* _REQUIREMENT_
Reproduce every one of the following rows word for word.
# # # # # # #
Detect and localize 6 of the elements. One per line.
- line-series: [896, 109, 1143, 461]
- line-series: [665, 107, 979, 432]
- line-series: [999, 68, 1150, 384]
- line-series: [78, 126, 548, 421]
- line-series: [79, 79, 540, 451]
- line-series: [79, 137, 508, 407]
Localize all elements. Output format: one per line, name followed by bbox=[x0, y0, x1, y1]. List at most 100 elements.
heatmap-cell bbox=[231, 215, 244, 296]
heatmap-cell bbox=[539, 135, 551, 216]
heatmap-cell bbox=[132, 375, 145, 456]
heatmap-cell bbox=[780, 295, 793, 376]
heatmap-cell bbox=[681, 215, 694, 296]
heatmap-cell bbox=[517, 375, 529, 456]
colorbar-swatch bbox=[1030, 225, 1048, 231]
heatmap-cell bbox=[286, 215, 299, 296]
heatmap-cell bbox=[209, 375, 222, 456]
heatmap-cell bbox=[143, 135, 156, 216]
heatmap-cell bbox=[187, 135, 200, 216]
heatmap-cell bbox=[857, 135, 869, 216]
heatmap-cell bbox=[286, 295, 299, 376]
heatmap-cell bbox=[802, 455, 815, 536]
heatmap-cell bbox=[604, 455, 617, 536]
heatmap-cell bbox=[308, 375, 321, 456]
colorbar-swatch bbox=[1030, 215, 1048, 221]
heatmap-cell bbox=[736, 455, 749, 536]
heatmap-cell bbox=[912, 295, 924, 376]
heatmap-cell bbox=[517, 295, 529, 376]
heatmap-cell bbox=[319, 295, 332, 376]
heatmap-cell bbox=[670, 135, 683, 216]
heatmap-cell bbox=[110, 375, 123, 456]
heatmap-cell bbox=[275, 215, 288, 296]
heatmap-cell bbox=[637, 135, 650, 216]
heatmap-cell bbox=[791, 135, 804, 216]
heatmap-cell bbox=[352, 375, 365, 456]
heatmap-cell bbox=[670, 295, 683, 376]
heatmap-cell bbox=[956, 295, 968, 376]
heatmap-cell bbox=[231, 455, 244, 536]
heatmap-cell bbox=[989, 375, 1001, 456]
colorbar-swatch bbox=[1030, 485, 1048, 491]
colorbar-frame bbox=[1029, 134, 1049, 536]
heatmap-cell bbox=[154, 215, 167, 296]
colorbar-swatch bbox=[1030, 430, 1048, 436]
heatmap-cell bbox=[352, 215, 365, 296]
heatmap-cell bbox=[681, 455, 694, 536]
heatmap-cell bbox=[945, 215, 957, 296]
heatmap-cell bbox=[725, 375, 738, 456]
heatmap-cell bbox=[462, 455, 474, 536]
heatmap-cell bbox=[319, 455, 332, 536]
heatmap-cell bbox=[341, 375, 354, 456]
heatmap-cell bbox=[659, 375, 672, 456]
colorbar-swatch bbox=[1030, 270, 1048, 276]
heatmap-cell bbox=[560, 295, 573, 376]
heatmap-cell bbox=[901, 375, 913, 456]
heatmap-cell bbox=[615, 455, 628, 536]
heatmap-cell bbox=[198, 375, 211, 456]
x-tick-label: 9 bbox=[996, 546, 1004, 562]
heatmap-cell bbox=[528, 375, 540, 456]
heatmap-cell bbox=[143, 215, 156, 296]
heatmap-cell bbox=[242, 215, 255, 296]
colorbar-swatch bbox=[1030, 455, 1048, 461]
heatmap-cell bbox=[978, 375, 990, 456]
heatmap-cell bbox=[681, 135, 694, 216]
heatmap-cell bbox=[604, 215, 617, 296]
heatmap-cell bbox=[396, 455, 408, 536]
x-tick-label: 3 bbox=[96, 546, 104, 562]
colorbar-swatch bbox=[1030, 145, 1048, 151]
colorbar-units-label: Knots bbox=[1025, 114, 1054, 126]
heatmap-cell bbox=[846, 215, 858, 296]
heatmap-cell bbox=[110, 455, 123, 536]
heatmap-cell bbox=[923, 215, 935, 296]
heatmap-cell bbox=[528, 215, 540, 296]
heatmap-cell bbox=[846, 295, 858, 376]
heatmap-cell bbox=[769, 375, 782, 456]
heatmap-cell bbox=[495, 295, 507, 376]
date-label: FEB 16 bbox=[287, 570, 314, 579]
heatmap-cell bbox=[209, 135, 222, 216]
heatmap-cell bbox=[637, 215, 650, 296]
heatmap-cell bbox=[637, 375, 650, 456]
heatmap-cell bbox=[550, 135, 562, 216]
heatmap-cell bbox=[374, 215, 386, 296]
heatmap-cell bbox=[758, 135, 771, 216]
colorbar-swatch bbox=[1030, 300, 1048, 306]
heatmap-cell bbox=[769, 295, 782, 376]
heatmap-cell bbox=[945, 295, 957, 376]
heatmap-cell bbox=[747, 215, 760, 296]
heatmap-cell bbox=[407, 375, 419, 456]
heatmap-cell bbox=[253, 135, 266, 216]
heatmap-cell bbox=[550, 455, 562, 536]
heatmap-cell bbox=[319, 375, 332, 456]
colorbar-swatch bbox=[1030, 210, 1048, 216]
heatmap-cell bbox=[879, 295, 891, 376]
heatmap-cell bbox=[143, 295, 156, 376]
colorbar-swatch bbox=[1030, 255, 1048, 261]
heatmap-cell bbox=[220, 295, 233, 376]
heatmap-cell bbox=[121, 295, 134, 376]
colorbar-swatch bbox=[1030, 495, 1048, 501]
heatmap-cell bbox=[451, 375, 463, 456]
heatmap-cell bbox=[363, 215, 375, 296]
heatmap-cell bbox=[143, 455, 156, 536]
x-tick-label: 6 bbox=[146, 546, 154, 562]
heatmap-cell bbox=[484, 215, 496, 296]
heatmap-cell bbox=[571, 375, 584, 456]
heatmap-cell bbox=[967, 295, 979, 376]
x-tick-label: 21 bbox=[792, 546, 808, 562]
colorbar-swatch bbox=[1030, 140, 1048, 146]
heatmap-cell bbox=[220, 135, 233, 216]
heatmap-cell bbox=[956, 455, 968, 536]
# # # # # # #
* _EXERCISE SOLUTION_
Detect and localize 6 of the elements. One per line.
- line-series: [896, 109, 1143, 461]
- line-series: [665, 107, 979, 432]
- line-series: [999, 68, 1150, 384]
- line-series: [78, 126, 548, 421]
- line-series: [79, 79, 540, 451]
- line-series: [79, 137, 508, 407]
Localize all elements. Output format: one per line, name followed by bbox=[x0, y0, x1, y1]. List at most 100 elements.
heatmap-cell bbox=[231, 215, 244, 296]
heatmap-cell bbox=[539, 135, 551, 216]
heatmap-cell bbox=[132, 375, 145, 456]
heatmap-cell bbox=[780, 295, 793, 376]
heatmap-cell bbox=[681, 215, 694, 296]
heatmap-cell bbox=[517, 375, 529, 456]
colorbar-swatch bbox=[1030, 225, 1048, 231]
heatmap-cell bbox=[286, 215, 299, 296]
heatmap-cell bbox=[209, 375, 222, 456]
heatmap-cell bbox=[143, 135, 156, 216]
heatmap-cell bbox=[187, 135, 200, 216]
heatmap-cell bbox=[857, 135, 869, 216]
heatmap-cell bbox=[286, 295, 299, 376]
heatmap-cell bbox=[802, 455, 815, 536]
heatmap-cell bbox=[604, 455, 617, 536]
heatmap-cell bbox=[308, 375, 321, 456]
colorbar-swatch bbox=[1030, 215, 1048, 221]
heatmap-cell bbox=[736, 455, 749, 536]
heatmap-cell bbox=[912, 295, 924, 376]
heatmap-cell bbox=[517, 295, 529, 376]
heatmap-cell bbox=[319, 295, 332, 376]
heatmap-cell bbox=[670, 135, 683, 216]
heatmap-cell bbox=[110, 375, 123, 456]
heatmap-cell bbox=[275, 215, 288, 296]
heatmap-cell bbox=[637, 135, 650, 216]
heatmap-cell bbox=[791, 135, 804, 216]
heatmap-cell bbox=[352, 375, 365, 456]
heatmap-cell bbox=[670, 295, 683, 376]
heatmap-cell bbox=[956, 295, 968, 376]
heatmap-cell bbox=[231, 455, 244, 536]
heatmap-cell bbox=[989, 375, 1001, 456]
colorbar-swatch bbox=[1030, 485, 1048, 491]
colorbar-frame bbox=[1029, 134, 1049, 536]
heatmap-cell bbox=[154, 215, 167, 296]
colorbar-swatch bbox=[1030, 430, 1048, 436]
heatmap-cell bbox=[352, 215, 365, 296]
heatmap-cell bbox=[681, 455, 694, 536]
heatmap-cell bbox=[945, 215, 957, 296]
heatmap-cell bbox=[725, 375, 738, 456]
heatmap-cell bbox=[462, 455, 474, 536]
heatmap-cell bbox=[319, 455, 332, 536]
heatmap-cell bbox=[341, 375, 354, 456]
heatmap-cell bbox=[659, 375, 672, 456]
colorbar-swatch bbox=[1030, 270, 1048, 276]
heatmap-cell bbox=[560, 295, 573, 376]
heatmap-cell bbox=[901, 375, 913, 456]
heatmap-cell bbox=[615, 455, 628, 536]
heatmap-cell bbox=[198, 375, 211, 456]
x-tick-label: 9 bbox=[996, 546, 1004, 562]
heatmap-cell bbox=[528, 375, 540, 456]
heatmap-cell bbox=[143, 215, 156, 296]
heatmap-cell bbox=[242, 215, 255, 296]
colorbar-swatch bbox=[1030, 455, 1048, 461]
heatmap-cell bbox=[978, 375, 990, 456]
heatmap-cell bbox=[681, 135, 694, 216]
heatmap-cell bbox=[604, 215, 617, 296]
heatmap-cell bbox=[396, 455, 408, 536]
x-tick-label: 3 bbox=[96, 546, 104, 562]
colorbar-swatch bbox=[1030, 145, 1048, 151]
colorbar-units-label: Knots bbox=[1025, 114, 1054, 126]
heatmap-cell bbox=[846, 215, 858, 296]
heatmap-cell bbox=[110, 455, 123, 536]
heatmap-cell bbox=[923, 215, 935, 296]
heatmap-cell bbox=[528, 215, 540, 296]
heatmap-cell bbox=[846, 295, 858, 376]
heatmap-cell bbox=[769, 375, 782, 456]
heatmap-cell bbox=[495, 295, 507, 376]
date-label: FEB 16 bbox=[287, 570, 314, 579]
heatmap-cell bbox=[209, 135, 222, 216]
heatmap-cell bbox=[637, 215, 650, 296]
heatmap-cell bbox=[637, 375, 650, 456]
heatmap-cell bbox=[550, 135, 562, 216]
heatmap-cell bbox=[374, 215, 386, 296]
heatmap-cell bbox=[758, 135, 771, 216]
colorbar-swatch bbox=[1030, 300, 1048, 306]
heatmap-cell bbox=[769, 295, 782, 376]
heatmap-cell bbox=[945, 295, 957, 376]
heatmap-cell bbox=[747, 215, 760, 296]
heatmap-cell bbox=[407, 375, 419, 456]
heatmap-cell bbox=[253, 135, 266, 216]
heatmap-cell bbox=[550, 455, 562, 536]
heatmap-cell bbox=[319, 375, 332, 456]
colorbar-swatch bbox=[1030, 210, 1048, 216]
heatmap-cell bbox=[879, 295, 891, 376]
heatmap-cell bbox=[143, 295, 156, 376]
colorbar-swatch bbox=[1030, 255, 1048, 261]
heatmap-cell bbox=[220, 295, 233, 376]
heatmap-cell bbox=[121, 295, 134, 376]
colorbar-swatch bbox=[1030, 495, 1048, 501]
heatmap-cell bbox=[451, 375, 463, 456]
heatmap-cell bbox=[363, 215, 375, 296]
heatmap-cell bbox=[143, 455, 156, 536]
x-tick-label: 6 bbox=[146, 546, 154, 562]
heatmap-cell bbox=[484, 215, 496, 296]
heatmap-cell bbox=[571, 375, 584, 456]
heatmap-cell bbox=[967, 295, 979, 376]
x-tick-label: 21 bbox=[792, 546, 808, 562]
colorbar-swatch bbox=[1030, 140, 1048, 146]
heatmap-cell bbox=[220, 135, 233, 216]
heatmap-cell bbox=[956, 455, 968, 536]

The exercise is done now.